Short exercise
What follows is a set of records; restate each one word for word and drop the pictures.

## BEGIN Task input

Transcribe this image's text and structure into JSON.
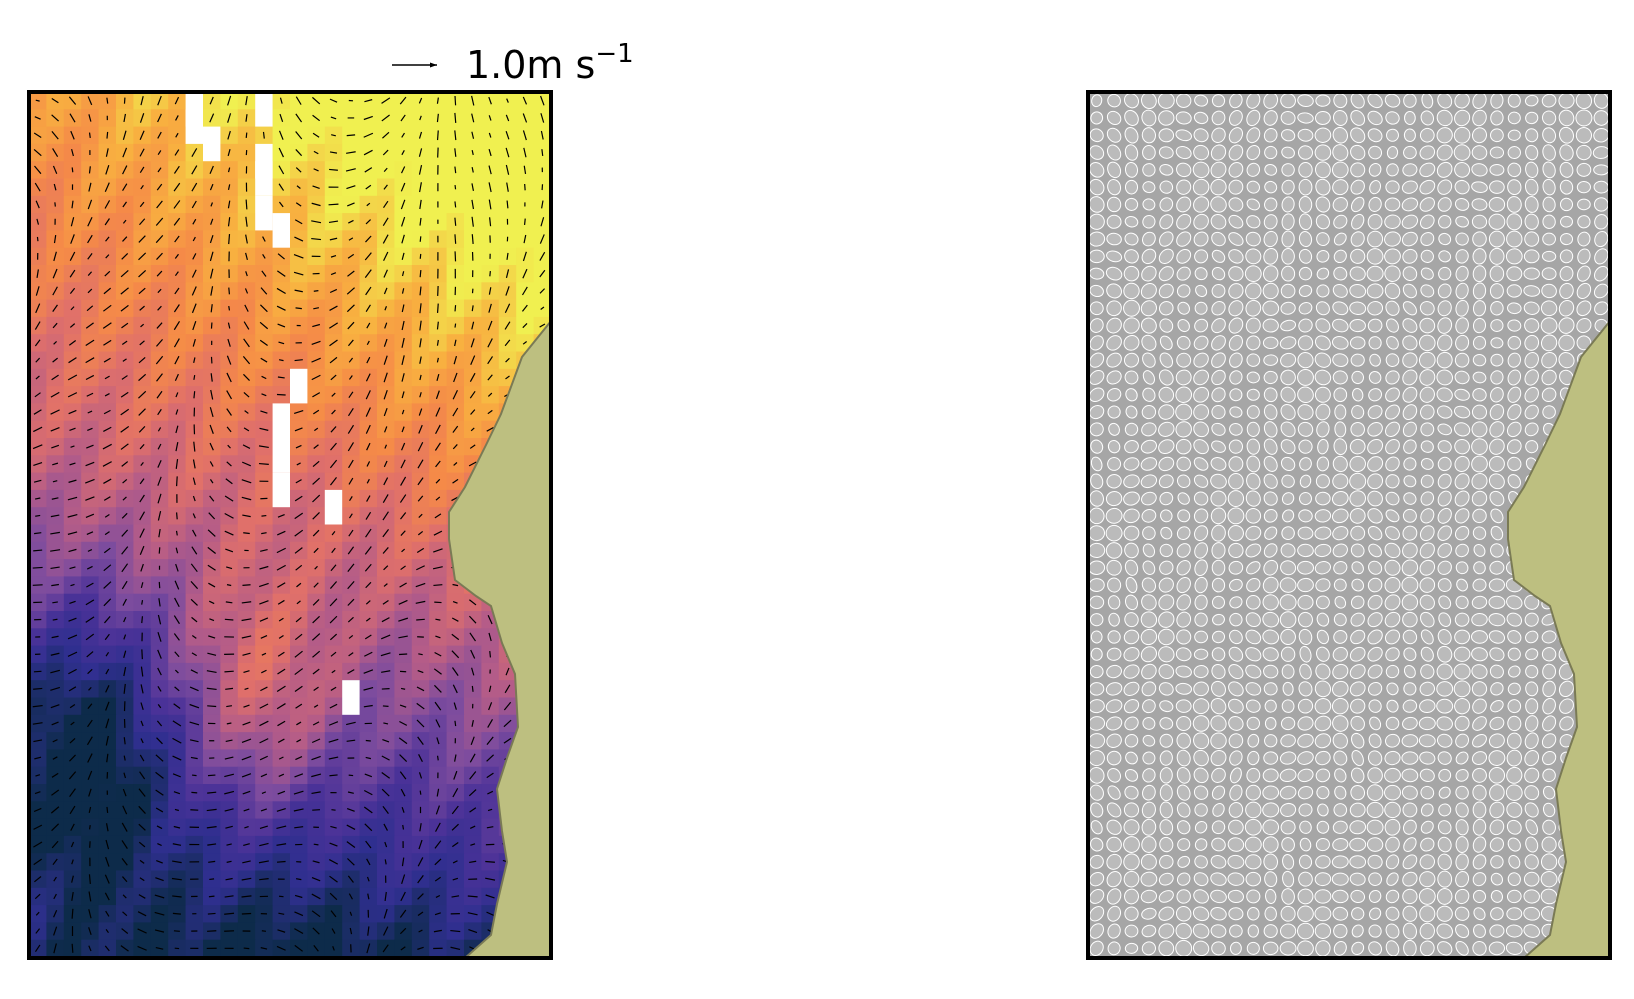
{
  "quiver_key": {
    "text": "1.0m s",
    "exponent": "−1"
  }
}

## END Task input

Solution for this task
Transcribe this image's text and structure into JSON.
{
  "quiver_key": {
    "text": "1.0m s",
    "exponent": "−1"
  }
}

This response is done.